§ **WORK REQUIRED**
Show only lines that include "content".

[Stored data entries]
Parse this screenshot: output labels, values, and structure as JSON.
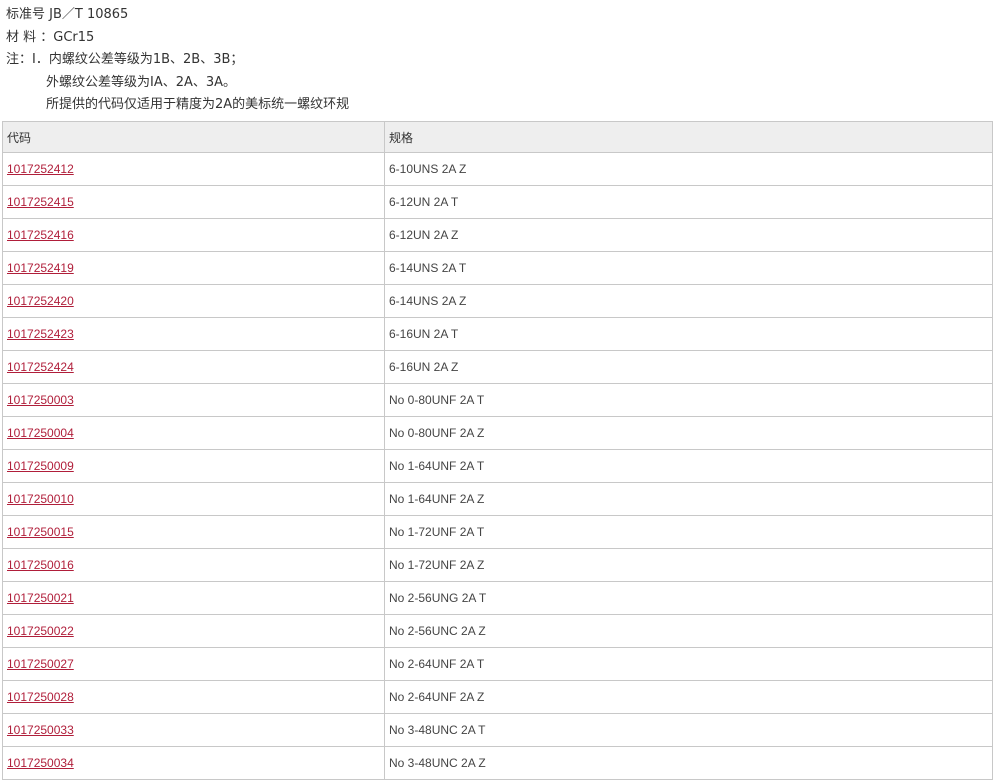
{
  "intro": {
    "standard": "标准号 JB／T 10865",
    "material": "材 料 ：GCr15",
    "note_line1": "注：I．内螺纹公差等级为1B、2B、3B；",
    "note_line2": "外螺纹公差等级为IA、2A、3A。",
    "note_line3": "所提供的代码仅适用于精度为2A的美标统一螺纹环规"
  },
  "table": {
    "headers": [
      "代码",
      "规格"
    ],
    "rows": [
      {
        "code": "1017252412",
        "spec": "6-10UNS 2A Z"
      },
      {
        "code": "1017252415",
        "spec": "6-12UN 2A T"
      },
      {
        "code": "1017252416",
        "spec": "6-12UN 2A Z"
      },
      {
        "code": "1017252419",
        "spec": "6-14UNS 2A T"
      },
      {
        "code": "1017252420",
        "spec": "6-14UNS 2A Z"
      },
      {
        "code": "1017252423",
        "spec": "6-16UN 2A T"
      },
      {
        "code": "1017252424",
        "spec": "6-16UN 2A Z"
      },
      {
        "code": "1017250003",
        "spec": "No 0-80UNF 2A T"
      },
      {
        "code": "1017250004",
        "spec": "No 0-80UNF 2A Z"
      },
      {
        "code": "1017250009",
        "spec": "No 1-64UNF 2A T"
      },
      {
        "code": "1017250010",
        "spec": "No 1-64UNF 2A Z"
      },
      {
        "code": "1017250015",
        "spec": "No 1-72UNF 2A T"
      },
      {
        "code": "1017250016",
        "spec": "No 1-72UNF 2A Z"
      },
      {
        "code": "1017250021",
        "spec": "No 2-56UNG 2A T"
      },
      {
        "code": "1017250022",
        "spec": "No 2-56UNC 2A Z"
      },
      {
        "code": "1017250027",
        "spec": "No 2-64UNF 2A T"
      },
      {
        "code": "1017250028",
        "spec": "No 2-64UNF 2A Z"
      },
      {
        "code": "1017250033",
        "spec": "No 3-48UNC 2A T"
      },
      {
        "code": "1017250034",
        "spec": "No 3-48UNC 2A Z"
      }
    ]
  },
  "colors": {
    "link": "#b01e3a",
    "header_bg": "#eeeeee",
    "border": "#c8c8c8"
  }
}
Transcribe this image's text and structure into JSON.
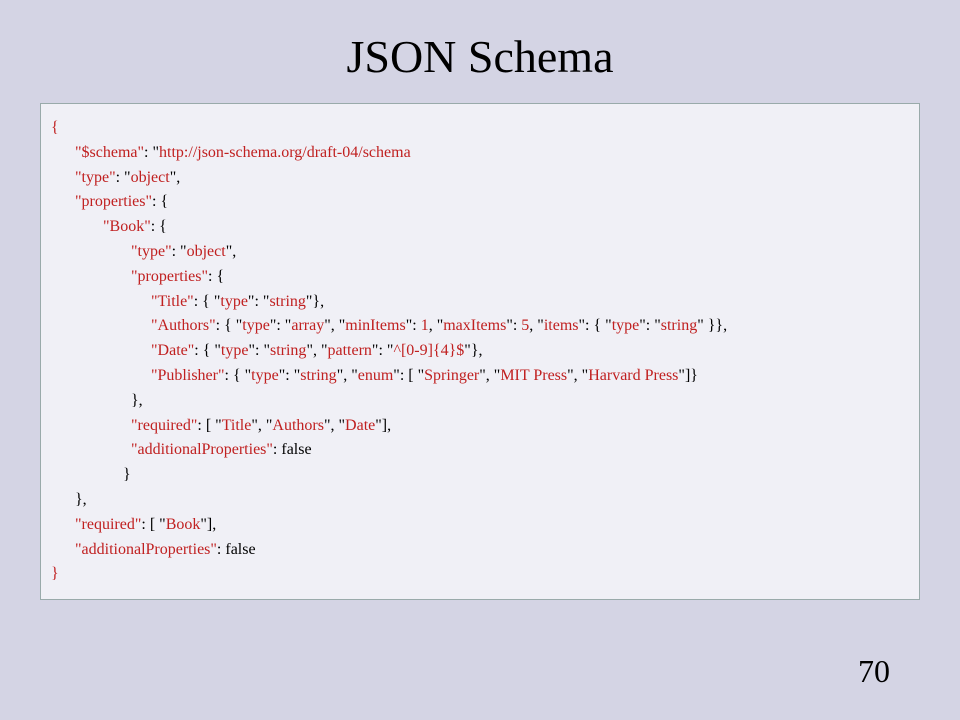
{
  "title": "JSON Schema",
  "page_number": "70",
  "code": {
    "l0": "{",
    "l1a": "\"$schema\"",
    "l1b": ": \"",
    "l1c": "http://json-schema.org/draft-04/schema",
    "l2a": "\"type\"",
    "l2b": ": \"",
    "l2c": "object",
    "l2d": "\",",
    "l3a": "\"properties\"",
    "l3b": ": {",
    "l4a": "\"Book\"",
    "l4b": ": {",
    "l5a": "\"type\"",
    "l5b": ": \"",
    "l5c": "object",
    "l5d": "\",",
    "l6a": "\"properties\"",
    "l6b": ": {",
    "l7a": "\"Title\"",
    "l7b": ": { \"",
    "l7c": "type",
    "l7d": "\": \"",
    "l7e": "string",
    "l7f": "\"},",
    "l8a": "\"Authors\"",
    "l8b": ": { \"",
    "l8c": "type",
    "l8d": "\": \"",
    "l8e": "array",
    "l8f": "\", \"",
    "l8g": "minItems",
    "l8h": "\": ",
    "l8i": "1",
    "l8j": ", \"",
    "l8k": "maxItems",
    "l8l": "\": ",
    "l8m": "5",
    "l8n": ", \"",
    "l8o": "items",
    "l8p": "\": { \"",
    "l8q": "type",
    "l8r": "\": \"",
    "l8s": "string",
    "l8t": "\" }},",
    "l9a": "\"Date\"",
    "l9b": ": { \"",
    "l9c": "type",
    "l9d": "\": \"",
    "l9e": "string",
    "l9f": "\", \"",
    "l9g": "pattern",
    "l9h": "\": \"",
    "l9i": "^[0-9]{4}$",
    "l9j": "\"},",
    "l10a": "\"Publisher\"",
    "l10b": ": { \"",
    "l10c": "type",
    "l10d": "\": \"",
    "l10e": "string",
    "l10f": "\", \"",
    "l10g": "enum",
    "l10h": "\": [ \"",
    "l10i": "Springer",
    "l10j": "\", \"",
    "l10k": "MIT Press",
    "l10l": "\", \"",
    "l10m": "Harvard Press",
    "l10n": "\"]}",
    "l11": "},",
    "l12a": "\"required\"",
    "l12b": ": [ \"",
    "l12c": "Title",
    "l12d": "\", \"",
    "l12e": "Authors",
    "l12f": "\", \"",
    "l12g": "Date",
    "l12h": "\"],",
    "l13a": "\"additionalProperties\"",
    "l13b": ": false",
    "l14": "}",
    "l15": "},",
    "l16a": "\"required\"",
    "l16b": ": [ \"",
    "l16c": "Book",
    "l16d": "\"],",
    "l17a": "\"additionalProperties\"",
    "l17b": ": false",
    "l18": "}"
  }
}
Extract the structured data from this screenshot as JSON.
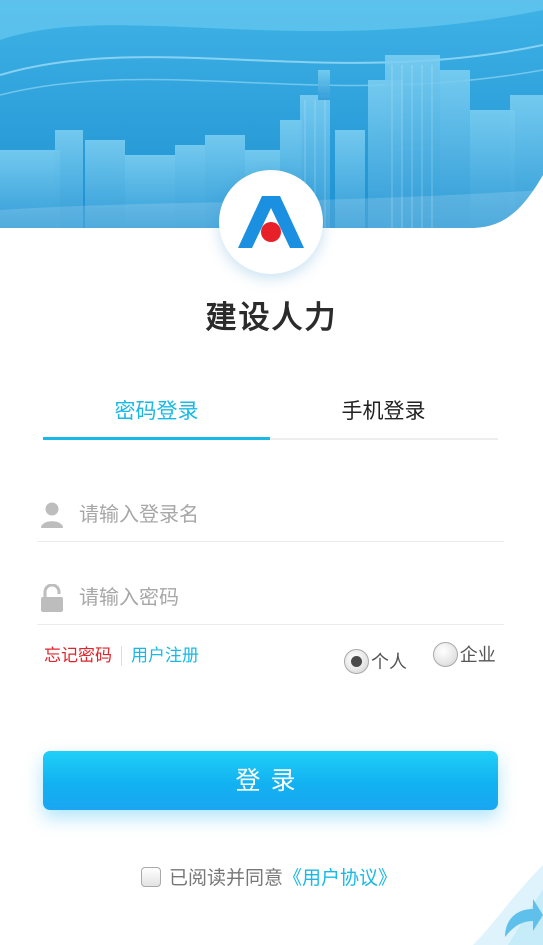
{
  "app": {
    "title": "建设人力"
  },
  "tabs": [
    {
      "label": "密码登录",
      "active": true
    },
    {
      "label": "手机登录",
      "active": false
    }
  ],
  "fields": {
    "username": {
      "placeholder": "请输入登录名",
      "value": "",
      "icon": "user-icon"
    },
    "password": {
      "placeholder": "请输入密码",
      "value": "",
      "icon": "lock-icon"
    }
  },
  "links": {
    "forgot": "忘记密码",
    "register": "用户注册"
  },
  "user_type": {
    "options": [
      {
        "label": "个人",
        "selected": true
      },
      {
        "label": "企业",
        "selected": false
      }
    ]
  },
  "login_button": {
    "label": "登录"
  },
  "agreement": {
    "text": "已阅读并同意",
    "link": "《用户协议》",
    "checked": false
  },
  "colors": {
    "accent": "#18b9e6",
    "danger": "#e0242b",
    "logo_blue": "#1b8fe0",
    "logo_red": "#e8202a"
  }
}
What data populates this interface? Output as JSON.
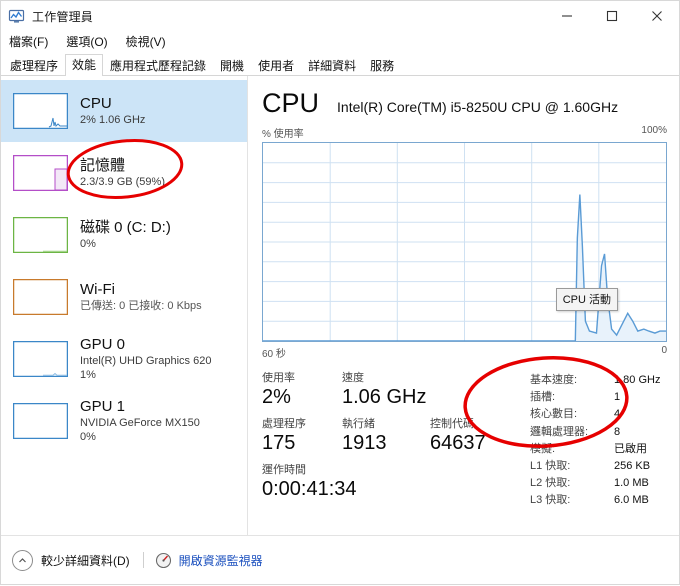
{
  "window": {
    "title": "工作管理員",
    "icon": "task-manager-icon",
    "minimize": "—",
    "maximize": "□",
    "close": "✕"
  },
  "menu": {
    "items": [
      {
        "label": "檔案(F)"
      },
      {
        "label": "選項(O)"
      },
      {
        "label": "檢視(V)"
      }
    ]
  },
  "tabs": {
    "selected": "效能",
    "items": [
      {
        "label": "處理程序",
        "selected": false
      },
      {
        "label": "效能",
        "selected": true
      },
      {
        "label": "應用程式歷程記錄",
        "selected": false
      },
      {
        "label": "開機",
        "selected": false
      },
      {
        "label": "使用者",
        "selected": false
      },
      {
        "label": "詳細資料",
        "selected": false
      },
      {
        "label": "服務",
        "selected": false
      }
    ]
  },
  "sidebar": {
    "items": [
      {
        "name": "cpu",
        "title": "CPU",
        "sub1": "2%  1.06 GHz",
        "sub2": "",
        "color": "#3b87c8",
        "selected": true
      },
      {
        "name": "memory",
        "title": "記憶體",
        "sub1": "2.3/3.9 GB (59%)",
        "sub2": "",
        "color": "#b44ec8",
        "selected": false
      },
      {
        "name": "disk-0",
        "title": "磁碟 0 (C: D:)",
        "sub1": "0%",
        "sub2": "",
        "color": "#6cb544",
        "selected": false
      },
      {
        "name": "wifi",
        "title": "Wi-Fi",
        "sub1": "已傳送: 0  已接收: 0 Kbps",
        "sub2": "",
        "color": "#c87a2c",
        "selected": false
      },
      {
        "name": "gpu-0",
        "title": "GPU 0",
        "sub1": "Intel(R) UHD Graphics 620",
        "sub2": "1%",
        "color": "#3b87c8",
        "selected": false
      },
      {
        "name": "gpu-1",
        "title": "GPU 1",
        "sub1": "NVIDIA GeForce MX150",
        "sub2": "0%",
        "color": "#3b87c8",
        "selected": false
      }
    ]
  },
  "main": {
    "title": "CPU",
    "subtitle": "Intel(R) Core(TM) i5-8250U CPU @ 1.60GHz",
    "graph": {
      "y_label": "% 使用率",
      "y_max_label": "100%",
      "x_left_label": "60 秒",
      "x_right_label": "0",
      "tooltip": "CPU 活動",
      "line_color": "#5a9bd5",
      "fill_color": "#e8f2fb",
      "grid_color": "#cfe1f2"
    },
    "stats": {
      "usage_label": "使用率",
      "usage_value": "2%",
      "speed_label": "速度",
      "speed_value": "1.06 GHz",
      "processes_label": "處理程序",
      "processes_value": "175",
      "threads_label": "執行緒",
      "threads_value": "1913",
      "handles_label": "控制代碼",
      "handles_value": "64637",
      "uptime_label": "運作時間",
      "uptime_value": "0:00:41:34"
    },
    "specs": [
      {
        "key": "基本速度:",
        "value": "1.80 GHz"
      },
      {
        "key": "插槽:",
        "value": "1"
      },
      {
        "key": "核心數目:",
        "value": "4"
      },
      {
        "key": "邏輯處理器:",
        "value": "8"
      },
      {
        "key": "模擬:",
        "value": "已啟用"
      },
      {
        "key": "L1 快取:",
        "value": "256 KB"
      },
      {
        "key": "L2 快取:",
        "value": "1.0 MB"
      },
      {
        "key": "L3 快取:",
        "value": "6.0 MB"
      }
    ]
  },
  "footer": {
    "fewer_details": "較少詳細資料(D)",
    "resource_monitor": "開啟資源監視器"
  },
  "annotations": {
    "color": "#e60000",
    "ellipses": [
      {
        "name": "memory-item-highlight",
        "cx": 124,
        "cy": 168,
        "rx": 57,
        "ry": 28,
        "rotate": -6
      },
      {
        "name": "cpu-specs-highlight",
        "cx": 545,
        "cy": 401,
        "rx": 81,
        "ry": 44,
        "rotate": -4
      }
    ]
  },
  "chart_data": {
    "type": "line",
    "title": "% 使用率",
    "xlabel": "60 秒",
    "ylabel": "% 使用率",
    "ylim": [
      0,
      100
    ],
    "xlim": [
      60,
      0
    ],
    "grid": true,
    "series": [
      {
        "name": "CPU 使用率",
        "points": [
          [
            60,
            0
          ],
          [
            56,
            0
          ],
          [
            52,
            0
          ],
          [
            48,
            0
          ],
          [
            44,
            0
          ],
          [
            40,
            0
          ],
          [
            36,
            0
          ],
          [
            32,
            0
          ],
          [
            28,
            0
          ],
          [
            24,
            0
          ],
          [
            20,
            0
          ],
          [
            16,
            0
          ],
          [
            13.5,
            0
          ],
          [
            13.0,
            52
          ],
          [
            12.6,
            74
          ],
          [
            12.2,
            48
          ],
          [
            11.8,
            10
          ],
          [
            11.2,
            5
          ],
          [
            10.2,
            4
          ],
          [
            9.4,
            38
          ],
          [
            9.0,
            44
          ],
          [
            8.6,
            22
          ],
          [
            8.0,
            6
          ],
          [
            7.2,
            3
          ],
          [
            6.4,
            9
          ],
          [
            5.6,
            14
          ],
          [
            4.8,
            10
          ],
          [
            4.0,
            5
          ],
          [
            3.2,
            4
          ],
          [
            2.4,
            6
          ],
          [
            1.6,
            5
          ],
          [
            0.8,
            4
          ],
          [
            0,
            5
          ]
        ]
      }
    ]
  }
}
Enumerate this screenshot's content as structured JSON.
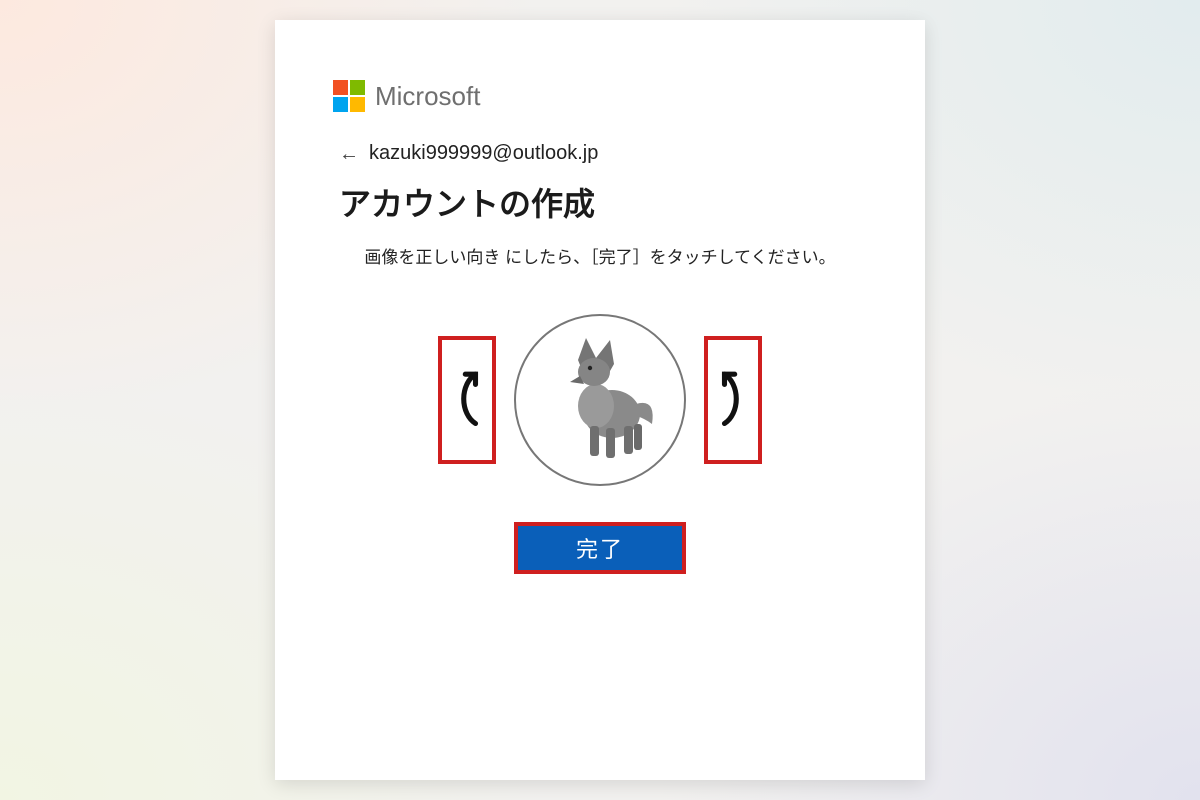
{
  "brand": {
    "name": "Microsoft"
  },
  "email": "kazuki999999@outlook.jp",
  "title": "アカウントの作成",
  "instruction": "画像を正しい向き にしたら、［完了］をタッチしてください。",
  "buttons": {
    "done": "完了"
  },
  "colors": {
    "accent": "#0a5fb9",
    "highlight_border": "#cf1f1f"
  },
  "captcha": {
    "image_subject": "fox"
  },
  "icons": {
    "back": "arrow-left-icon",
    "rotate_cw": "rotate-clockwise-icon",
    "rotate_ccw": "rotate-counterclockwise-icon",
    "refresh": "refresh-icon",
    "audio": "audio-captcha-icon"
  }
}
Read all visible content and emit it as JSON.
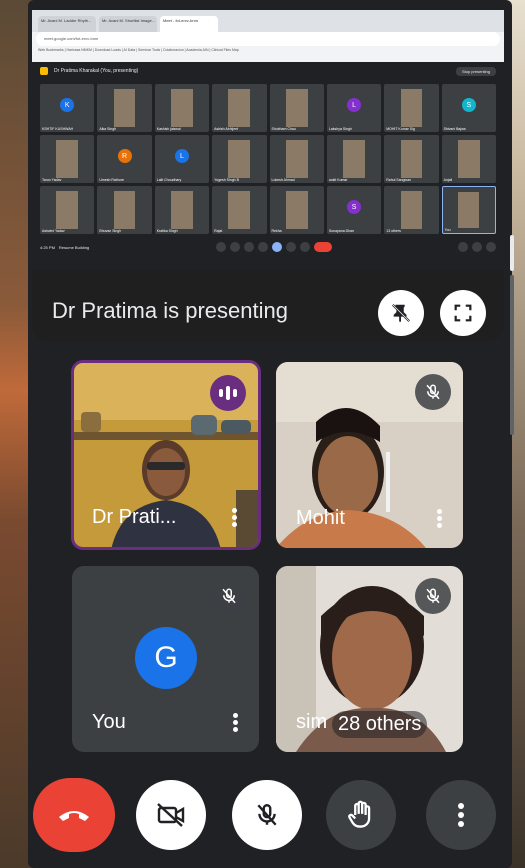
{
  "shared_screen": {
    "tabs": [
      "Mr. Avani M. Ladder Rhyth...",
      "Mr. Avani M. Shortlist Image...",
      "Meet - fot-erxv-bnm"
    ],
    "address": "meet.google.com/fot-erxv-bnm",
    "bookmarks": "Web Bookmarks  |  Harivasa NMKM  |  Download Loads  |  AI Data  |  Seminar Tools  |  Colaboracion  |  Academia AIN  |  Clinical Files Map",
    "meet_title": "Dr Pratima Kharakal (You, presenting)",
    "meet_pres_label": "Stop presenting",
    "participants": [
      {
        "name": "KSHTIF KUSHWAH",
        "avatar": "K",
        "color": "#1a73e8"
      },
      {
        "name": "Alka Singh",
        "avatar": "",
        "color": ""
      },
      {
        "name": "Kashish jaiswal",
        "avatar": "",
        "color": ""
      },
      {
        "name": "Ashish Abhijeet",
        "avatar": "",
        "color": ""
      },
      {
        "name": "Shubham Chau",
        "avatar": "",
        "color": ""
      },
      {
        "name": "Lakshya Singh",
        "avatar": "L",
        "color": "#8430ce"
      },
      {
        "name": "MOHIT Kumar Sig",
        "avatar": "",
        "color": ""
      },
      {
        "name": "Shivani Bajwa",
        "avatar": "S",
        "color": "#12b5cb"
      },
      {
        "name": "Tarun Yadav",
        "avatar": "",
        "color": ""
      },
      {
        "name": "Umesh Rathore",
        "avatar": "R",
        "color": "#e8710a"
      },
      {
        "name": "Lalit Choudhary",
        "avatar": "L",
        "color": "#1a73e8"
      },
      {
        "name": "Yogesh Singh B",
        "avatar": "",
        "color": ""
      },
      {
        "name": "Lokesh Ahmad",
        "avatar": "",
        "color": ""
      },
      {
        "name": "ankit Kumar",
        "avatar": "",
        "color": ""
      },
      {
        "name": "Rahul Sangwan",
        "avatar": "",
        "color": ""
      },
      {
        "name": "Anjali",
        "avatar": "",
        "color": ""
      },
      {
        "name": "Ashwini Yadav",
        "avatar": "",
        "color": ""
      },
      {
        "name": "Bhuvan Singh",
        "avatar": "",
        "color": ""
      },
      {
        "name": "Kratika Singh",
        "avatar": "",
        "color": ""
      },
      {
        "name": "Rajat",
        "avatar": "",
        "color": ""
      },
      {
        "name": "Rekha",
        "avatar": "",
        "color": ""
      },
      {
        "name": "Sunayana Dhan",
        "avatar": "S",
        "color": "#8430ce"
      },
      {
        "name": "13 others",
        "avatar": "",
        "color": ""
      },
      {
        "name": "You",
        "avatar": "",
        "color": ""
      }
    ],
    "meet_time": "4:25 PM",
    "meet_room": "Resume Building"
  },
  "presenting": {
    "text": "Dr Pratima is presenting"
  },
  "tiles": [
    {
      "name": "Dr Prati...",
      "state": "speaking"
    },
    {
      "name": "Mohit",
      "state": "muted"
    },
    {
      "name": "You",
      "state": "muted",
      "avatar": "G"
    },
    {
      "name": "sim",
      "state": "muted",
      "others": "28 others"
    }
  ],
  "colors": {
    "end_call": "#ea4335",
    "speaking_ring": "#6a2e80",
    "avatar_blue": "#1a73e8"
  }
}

§ **ANSWER**
Enumerate this screenshot's content as structured JSON.
Read all visible content and emit it as JSON.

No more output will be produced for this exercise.